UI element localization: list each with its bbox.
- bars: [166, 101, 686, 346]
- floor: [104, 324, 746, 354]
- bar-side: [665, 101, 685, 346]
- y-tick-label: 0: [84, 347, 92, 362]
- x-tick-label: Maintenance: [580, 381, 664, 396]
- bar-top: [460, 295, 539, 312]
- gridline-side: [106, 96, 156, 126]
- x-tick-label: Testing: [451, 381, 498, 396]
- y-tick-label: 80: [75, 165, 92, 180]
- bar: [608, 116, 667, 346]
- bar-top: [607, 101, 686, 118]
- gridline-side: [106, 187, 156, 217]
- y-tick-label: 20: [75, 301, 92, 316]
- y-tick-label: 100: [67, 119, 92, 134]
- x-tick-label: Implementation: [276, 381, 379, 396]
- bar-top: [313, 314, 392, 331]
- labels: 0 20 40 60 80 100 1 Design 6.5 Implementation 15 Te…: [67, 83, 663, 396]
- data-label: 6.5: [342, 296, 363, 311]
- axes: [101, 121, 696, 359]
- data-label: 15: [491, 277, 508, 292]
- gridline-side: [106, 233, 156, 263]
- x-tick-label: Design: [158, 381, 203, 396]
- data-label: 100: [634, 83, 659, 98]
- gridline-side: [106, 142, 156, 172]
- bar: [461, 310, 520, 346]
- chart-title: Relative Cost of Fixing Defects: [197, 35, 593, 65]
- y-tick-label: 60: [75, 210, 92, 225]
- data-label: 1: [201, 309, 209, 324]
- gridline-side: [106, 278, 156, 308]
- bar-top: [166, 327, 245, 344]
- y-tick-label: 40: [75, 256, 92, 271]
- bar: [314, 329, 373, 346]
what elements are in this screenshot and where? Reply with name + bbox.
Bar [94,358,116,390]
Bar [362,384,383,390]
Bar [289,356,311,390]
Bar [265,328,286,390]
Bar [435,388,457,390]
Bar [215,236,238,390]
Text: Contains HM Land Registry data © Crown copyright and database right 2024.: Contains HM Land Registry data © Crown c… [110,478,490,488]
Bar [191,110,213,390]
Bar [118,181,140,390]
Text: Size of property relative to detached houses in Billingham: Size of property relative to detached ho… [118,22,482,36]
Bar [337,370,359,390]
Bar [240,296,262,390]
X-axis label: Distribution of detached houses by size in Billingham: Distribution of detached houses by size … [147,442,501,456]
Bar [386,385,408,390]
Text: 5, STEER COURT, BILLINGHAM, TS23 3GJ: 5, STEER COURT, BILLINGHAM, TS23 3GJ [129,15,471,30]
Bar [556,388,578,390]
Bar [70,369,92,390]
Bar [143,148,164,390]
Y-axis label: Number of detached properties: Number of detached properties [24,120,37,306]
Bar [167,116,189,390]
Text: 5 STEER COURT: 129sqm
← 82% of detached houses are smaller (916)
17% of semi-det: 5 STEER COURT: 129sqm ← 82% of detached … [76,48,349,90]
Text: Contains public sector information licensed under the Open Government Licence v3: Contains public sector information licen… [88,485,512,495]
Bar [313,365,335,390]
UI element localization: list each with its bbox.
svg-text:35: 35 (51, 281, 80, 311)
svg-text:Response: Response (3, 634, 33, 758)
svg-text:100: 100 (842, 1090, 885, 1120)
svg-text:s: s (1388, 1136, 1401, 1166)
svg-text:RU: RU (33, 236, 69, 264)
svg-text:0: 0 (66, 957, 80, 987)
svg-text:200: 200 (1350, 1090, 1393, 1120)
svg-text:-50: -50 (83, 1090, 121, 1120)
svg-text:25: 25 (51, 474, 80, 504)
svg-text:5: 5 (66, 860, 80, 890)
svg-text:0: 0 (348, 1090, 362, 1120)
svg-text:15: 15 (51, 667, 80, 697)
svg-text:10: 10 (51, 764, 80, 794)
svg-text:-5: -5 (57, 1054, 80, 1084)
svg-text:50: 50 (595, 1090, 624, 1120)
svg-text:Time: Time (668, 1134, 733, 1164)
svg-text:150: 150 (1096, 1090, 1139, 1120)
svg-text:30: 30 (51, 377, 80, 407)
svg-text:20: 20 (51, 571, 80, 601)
___
Description of the task:
Write out every line of the listing above, character for character, with nothing left out or changed.

Output of the exercise:
UI element localization: list each with its bbox.
- bars: [166, 101, 686, 346]
- floor: [104, 324, 746, 354]
- bar-side: [665, 101, 685, 346]
- y-tick-label: 0: [84, 347, 92, 362]
- x-tick-label: Maintenance: [580, 381, 664, 396]
- bar-top: [460, 295, 539, 312]
- gridline-side: [106, 96, 156, 126]
- x-tick-label: Testing: [451, 381, 498, 396]
- y-tick-label: 80: [75, 165, 92, 180]
- bar: [608, 116, 667, 346]
- bar-top: [607, 101, 686, 118]
- gridline-side: [106, 187, 156, 217]
- y-tick-label: 20: [75, 301, 92, 316]
- y-tick-label: 100: [67, 119, 92, 134]
- x-tick-label: Implementation: [276, 381, 379, 396]
- bar-top: [313, 314, 392, 331]
- labels: 0 20 40 60 80 100 1 Design 6.5 Implementation 15 Te…: [67, 83, 663, 396]
- data-label: 6.5: [342, 296, 363, 311]
- axes: [101, 121, 696, 359]
- data-label: 15: [491, 277, 508, 292]
- gridline-side: [106, 233, 156, 263]
- x-tick-label: Design: [158, 381, 203, 396]
- data-label: 100: [634, 83, 659, 98]
- gridline-side: [106, 142, 156, 172]
- bar: [461, 310, 520, 346]
- chart-title: Relative Cost of Fixing Defects: [197, 35, 593, 65]
- y-tick-label: 60: [75, 210, 92, 225]
- data-label: 1: [201, 309, 209, 324]
- gridline-side: [106, 278, 156, 308]
- bar-top: [166, 327, 245, 344]
- y-tick-label: 40: [75, 256, 92, 271]
- bar: [314, 329, 373, 346]
what elements are in this screenshot and where? Reply with name + bbox.
Bar [94,358,116,390]
Bar [362,384,383,390]
Bar [289,356,311,390]
Bar [265,328,286,390]
Bar [435,388,457,390]
Bar [215,236,238,390]
Text: Contains HM Land Registry data © Crown copyright and database right 2024.: Contains HM Land Registry data © Crown c… [110,478,490,488]
Bar [191,110,213,390]
Bar [118,181,140,390]
Text: Size of property relative to detached houses in Billingham: Size of property relative to detached ho… [118,22,482,36]
Bar [337,370,359,390]
Bar [240,296,262,390]
X-axis label: Distribution of detached houses by size in Billingham: Distribution of detached houses by size … [147,442,501,456]
Bar [386,385,408,390]
Text: 5, STEER COURT, BILLINGHAM, TS23 3GJ: 5, STEER COURT, BILLINGHAM, TS23 3GJ [129,15,471,30]
Bar [556,388,578,390]
Bar [70,369,92,390]
Bar [143,148,164,390]
Y-axis label: Number of detached properties: Number of detached properties [24,120,37,306]
Bar [167,116,189,390]
Text: 5 STEER COURT: 129sqm
← 82% of detached houses are smaller (916)
17% of semi-det: 5 STEER COURT: 129sqm ← 82% of detached … [76,48,349,90]
Text: Contains public sector information licensed under the Open Government Licence v3: Contains public sector information licen… [88,485,512,495]
Bar [313,365,335,390]
UI element localization: list each with its bbox.
svg-text:35: 35 (51, 281, 80, 311)
svg-text:Response: Response (3, 634, 33, 758)
svg-text:100: 100 (842, 1090, 885, 1120)
svg-text:s: s (1388, 1136, 1401, 1166)
svg-text:RU: RU (33, 236, 69, 264)
svg-text:0: 0 (66, 957, 80, 987)
svg-text:200: 200 (1350, 1090, 1393, 1120)
svg-text:-50: -50 (83, 1090, 121, 1120)
svg-text:25: 25 (51, 474, 80, 504)
svg-text:5: 5 (66, 860, 80, 890)
svg-text:0: 0 (348, 1090, 362, 1120)
svg-text:15: 15 (51, 667, 80, 697)
svg-text:10: 10 (51, 764, 80, 794)
svg-text:-5: -5 (57, 1054, 80, 1084)
svg-text:50: 50 (595, 1090, 624, 1120)
svg-text:Time: Time (668, 1134, 733, 1164)
svg-text:150: 150 (1096, 1090, 1139, 1120)
svg-text:30: 30 (51, 377, 80, 407)
svg-text:20: 20 (51, 571, 80, 601)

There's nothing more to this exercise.